§ STATED EXERCISE
Copy out all of the data below with no alterations.

>> start INFORMATION PROVIDED

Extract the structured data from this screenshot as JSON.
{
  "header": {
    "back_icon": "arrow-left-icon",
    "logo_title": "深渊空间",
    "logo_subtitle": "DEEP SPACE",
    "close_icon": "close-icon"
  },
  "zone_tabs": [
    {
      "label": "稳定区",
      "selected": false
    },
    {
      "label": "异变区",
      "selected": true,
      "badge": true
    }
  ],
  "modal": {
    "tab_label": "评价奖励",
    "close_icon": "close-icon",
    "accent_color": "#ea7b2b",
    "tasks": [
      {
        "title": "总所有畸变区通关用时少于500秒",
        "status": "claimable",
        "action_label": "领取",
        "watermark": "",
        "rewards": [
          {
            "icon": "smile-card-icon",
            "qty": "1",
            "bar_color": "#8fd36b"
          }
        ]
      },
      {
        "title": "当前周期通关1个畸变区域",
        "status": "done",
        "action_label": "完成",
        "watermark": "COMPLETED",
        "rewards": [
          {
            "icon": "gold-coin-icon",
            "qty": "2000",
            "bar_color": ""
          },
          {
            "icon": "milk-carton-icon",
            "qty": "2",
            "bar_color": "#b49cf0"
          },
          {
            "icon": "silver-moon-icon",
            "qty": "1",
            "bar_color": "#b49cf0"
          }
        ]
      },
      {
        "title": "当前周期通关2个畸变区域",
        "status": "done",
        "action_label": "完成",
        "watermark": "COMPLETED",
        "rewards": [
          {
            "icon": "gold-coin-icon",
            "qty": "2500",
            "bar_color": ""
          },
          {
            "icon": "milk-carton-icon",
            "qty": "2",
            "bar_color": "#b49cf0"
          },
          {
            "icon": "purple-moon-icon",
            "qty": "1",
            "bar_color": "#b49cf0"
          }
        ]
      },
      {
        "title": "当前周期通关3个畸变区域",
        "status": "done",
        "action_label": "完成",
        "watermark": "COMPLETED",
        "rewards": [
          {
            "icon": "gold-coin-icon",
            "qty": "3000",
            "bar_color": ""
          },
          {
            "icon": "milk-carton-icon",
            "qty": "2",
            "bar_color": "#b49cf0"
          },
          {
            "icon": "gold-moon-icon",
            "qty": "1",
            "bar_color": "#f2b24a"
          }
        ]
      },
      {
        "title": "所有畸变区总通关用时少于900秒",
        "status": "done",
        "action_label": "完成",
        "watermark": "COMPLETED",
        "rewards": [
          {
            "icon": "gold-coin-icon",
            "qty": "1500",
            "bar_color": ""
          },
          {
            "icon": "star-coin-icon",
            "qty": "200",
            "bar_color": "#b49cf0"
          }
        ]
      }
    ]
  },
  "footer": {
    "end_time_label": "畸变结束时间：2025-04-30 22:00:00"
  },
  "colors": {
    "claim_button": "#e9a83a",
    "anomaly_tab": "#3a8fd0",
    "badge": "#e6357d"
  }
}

>> end INFORMATION PROVIDED

§ OUTPUT FOR THIS EXERCISE
Extract the structured data from this screenshot as JSON.
{
  "header": {
    "back_icon": "arrow-left-icon",
    "logo_title": "深渊空间",
    "logo_subtitle": "DEEP SPACE",
    "close_icon": "close-icon"
  },
  "zone_tabs": [
    {
      "label": "稳定区",
      "selected": false
    },
    {
      "label": "异变区",
      "selected": true,
      "badge": true
    }
  ],
  "modal": {
    "tab_label": "评价奖励",
    "close_icon": "close-icon",
    "accent_color": "#ea7b2b",
    "tasks": [
      {
        "title": "总所有畸变区通关用时少于500秒",
        "status": "claimable",
        "action_label": "领取",
        "watermark": "",
        "rewards": [
          {
            "icon": "smile-card-icon",
            "qty": "1",
            "bar_color": "#8fd36b"
          }
        ]
      },
      {
        "title": "当前周期通关1个畸变区域",
        "status": "done",
        "action_label": "完成",
        "watermark": "COMPLETED",
        "rewards": [
          {
            "icon": "gold-coin-icon",
            "qty": "2000",
            "bar_color": ""
          },
          {
            "icon": "milk-carton-icon",
            "qty": "2",
            "bar_color": "#b49cf0"
          },
          {
            "icon": "silver-moon-icon",
            "qty": "1",
            "bar_color": "#b49cf0"
          }
        ]
      },
      {
        "title": "当前周期通关2个畸变区域",
        "status": "done",
        "action_label": "完成",
        "watermark": "COMPLETED",
        "rewards": [
          {
            "icon": "gold-coin-icon",
            "qty": "2500",
            "bar_color": ""
          },
          {
            "icon": "milk-carton-icon",
            "qty": "2",
            "bar_color": "#b49cf0"
          },
          {
            "icon": "purple-moon-icon",
            "qty": "1",
            "bar_color": "#b49cf0"
          }
        ]
      },
      {
        "title": "当前周期通关3个畸变区域",
        "status": "done",
        "action_label": "完成",
        "watermark": "COMPLETED",
        "rewards": [
          {
            "icon": "gold-coin-icon",
            "qty": "3000",
            "bar_color": ""
          },
          {
            "icon": "milk-carton-icon",
            "qty": "2",
            "bar_color": "#b49cf0"
          },
          {
            "icon": "gold-moon-icon",
            "qty": "1",
            "bar_color": "#f2b24a"
          }
        ]
      },
      {
        "title": "所有畸变区总通关用时少于900秒",
        "status": "done",
        "action_label": "完成",
        "watermark": "COMPLETED",
        "rewards": [
          {
            "icon": "gold-coin-icon",
            "qty": "1500",
            "bar_color": ""
          },
          {
            "icon": "star-coin-icon",
            "qty": "200",
            "bar_color": "#b49cf0"
          }
        ]
      }
    ]
  },
  "footer": {
    "end_time_label": "畸变结束时间：2025-04-30 22:00:00"
  },
  "colors": {
    "claim_button": "#e9a83a",
    "anomaly_tab": "#3a8fd0",
    "badge": "#e6357d"
  }
}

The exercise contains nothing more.